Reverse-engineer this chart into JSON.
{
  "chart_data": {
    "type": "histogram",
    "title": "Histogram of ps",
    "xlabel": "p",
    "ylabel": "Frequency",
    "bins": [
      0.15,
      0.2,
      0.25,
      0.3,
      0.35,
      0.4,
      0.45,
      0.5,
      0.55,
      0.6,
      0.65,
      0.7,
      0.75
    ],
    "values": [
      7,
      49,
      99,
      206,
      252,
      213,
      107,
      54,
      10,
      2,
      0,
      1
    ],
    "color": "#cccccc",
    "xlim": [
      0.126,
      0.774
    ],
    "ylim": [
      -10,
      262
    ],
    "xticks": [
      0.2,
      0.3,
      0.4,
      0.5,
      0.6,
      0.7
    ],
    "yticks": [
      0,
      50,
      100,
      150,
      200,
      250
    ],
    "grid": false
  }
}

= = = = =

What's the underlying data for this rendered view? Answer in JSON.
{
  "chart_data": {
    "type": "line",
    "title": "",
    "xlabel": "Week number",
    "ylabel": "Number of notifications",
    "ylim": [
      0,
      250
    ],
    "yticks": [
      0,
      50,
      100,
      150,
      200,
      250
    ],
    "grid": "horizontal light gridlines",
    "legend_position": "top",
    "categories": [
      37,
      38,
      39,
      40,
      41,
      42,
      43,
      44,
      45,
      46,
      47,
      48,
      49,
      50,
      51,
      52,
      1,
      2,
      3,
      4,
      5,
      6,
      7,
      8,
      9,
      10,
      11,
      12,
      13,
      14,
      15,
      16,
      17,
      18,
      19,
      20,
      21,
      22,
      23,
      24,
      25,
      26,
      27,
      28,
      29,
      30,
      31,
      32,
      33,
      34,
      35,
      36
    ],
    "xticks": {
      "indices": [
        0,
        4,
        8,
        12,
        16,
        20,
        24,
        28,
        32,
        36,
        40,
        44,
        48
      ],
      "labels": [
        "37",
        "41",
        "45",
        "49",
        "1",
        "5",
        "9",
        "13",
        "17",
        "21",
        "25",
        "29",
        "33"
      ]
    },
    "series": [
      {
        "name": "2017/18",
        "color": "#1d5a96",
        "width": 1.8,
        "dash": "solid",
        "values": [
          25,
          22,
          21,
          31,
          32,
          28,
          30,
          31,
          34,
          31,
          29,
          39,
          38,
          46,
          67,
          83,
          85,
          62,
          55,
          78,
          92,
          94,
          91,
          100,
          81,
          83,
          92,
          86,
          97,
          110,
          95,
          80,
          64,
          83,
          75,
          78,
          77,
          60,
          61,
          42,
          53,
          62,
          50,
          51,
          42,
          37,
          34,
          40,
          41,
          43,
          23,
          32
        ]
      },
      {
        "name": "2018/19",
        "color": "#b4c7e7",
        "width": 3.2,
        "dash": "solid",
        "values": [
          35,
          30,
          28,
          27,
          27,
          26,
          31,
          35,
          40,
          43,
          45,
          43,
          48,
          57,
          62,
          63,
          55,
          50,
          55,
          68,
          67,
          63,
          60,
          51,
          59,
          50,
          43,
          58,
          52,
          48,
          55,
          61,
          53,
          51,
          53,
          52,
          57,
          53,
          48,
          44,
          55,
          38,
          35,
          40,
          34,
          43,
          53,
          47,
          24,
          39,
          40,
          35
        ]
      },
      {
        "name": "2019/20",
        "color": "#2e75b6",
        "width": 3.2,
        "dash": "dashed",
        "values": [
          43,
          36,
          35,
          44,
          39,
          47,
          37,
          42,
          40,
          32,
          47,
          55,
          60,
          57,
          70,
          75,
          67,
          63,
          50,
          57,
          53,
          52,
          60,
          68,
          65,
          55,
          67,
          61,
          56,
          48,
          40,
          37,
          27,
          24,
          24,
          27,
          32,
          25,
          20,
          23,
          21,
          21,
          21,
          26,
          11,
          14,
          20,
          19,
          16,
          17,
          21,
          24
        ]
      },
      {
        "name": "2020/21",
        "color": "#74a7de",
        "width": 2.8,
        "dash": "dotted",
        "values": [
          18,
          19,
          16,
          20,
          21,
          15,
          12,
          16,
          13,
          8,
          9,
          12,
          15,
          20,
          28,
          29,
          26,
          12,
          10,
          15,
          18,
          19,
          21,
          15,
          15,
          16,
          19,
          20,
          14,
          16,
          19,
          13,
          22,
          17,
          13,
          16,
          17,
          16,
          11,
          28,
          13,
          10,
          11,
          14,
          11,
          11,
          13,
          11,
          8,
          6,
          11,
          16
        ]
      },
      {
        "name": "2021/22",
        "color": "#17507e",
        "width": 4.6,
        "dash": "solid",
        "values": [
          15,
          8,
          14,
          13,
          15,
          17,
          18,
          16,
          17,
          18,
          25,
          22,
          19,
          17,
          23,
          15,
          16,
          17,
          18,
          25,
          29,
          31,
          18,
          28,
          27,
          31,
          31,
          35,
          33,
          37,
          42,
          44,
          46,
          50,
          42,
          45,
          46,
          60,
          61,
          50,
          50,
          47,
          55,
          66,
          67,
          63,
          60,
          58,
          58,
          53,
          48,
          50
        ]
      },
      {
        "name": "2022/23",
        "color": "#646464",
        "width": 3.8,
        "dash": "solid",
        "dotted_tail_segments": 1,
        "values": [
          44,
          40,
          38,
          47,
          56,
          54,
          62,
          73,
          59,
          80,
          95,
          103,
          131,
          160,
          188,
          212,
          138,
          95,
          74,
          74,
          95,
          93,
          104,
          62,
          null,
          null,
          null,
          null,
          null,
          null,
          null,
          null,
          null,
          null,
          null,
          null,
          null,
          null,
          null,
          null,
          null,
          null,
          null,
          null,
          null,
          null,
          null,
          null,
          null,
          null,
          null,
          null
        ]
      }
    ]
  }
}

= = = = =

EXERCISE DESCRIPTION:
Read the entries and pick out all lines that include the word "JSON".

RESULT OF THE TASK:
Reverse-engineer this chart into JSON.
What's the underlying data for this rendered view? Answer in JSON.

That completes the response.